■ **Problem**
Using the listing below, copy every line that mentions "Norm".

■ **Records for the exercise**
:::::

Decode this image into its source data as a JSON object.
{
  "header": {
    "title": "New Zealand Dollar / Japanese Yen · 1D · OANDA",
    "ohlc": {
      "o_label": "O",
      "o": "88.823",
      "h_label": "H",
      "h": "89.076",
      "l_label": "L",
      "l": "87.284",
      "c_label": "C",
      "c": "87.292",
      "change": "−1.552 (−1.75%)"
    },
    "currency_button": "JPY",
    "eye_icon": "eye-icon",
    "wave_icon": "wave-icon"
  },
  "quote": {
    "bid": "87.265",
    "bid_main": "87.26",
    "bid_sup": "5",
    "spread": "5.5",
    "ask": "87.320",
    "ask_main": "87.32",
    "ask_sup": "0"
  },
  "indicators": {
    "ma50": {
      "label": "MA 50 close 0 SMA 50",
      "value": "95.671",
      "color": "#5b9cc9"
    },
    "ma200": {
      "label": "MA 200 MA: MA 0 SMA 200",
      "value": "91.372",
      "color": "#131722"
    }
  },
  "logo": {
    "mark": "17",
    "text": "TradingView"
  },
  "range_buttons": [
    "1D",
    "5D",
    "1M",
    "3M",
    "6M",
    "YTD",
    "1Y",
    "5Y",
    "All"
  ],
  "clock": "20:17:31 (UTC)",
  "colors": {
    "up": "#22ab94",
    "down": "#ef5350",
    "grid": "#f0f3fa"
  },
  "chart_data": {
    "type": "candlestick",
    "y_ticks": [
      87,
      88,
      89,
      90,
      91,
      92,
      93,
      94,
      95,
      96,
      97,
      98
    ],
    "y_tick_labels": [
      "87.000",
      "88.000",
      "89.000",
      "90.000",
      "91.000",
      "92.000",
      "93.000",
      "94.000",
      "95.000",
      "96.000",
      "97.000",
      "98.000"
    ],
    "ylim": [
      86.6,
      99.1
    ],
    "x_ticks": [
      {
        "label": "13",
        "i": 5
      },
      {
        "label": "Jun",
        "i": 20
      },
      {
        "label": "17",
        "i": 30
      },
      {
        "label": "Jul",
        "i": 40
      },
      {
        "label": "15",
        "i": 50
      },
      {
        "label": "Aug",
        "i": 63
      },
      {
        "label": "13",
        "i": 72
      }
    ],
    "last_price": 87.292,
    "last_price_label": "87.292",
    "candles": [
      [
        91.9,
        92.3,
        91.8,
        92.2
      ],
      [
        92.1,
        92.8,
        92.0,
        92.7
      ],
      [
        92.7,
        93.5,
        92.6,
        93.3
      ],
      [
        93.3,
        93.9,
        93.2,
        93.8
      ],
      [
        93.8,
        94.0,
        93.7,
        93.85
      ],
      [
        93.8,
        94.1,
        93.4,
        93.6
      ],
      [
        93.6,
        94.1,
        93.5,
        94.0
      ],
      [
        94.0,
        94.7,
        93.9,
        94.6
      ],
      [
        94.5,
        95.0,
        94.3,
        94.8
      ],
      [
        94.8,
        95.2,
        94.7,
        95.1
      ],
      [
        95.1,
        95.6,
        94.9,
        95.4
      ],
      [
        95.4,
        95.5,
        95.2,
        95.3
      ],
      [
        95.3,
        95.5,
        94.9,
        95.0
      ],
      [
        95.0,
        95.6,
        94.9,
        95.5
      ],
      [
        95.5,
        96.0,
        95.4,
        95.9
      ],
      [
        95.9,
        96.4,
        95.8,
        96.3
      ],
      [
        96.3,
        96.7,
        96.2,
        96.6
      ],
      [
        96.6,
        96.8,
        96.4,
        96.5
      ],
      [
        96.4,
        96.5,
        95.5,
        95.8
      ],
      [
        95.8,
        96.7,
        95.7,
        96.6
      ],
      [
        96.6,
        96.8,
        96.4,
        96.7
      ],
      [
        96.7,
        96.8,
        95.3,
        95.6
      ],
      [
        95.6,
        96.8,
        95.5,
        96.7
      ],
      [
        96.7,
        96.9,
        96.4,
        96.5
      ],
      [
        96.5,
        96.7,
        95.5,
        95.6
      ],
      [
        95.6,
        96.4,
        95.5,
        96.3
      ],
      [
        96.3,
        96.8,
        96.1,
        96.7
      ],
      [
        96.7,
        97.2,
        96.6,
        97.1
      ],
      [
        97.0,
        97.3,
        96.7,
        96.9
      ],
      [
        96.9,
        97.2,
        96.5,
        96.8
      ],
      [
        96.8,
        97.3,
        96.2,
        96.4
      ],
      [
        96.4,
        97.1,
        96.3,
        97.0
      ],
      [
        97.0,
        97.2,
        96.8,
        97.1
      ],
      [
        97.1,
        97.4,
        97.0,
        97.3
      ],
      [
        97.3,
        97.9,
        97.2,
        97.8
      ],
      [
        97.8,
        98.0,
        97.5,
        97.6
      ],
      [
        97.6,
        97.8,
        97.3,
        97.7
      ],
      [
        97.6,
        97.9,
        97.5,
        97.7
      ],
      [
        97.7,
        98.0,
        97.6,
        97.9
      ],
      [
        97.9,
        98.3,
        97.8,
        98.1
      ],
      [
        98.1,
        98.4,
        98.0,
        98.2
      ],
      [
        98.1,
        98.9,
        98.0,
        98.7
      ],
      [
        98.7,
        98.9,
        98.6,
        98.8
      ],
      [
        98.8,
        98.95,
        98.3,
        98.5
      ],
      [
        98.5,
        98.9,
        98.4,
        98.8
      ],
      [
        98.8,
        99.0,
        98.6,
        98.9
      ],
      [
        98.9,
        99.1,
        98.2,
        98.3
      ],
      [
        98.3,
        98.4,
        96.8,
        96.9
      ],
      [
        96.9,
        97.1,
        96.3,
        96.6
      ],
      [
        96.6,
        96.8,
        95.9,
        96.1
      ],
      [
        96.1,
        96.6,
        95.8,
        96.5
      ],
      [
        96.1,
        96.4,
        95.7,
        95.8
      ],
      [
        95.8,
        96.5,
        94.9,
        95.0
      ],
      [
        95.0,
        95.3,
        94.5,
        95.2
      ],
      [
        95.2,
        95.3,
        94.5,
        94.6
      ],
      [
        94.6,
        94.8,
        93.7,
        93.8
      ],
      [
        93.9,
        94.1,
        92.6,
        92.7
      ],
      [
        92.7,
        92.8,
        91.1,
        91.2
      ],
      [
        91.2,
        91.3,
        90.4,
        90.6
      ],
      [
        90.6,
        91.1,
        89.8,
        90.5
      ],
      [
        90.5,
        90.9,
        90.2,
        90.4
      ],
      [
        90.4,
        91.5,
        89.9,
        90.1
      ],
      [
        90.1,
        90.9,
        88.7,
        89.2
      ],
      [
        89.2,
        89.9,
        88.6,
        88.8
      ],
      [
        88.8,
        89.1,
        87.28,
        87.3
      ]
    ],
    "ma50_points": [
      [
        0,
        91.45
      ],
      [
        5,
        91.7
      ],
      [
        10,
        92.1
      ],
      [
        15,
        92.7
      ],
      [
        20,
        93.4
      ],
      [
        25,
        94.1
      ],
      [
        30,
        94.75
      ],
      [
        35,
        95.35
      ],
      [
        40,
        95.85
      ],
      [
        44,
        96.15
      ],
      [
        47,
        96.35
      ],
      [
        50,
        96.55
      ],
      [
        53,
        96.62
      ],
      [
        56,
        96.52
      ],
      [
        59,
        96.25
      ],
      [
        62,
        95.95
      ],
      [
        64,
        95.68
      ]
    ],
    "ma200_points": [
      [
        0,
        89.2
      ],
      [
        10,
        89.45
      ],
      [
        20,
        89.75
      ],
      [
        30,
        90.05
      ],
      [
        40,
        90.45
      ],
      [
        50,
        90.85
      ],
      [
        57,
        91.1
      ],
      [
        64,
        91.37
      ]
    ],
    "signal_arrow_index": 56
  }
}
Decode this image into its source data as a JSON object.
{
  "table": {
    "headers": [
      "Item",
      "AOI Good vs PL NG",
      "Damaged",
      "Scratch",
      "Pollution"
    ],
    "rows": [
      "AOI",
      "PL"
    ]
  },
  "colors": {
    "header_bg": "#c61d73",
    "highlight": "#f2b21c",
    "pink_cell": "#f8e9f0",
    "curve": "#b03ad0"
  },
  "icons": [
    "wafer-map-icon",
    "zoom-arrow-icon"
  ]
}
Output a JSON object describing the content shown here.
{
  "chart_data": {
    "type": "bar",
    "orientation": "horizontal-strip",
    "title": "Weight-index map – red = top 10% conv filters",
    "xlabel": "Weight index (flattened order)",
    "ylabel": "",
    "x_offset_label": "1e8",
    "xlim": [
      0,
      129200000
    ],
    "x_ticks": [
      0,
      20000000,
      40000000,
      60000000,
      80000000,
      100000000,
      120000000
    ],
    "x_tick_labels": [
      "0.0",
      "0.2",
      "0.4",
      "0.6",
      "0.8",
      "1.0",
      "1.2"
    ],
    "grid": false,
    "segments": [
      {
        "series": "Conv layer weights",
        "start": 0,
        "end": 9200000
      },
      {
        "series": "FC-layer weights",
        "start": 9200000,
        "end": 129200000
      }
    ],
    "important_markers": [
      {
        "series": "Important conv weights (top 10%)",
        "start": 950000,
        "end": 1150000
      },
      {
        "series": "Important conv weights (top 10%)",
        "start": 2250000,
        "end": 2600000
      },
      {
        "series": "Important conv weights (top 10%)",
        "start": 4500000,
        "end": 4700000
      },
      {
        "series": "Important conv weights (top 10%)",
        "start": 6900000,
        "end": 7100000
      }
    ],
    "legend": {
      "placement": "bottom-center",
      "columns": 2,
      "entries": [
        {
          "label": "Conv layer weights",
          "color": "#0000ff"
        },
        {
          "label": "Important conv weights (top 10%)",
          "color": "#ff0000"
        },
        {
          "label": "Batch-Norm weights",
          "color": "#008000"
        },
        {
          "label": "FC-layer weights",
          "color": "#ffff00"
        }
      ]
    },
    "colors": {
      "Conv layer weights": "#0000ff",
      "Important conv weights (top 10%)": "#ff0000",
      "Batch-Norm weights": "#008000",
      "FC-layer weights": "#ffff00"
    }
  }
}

:::::

■ **Solution**
          "label": "Batch-Norm weights",
      "Batch-Norm weights": "#008000",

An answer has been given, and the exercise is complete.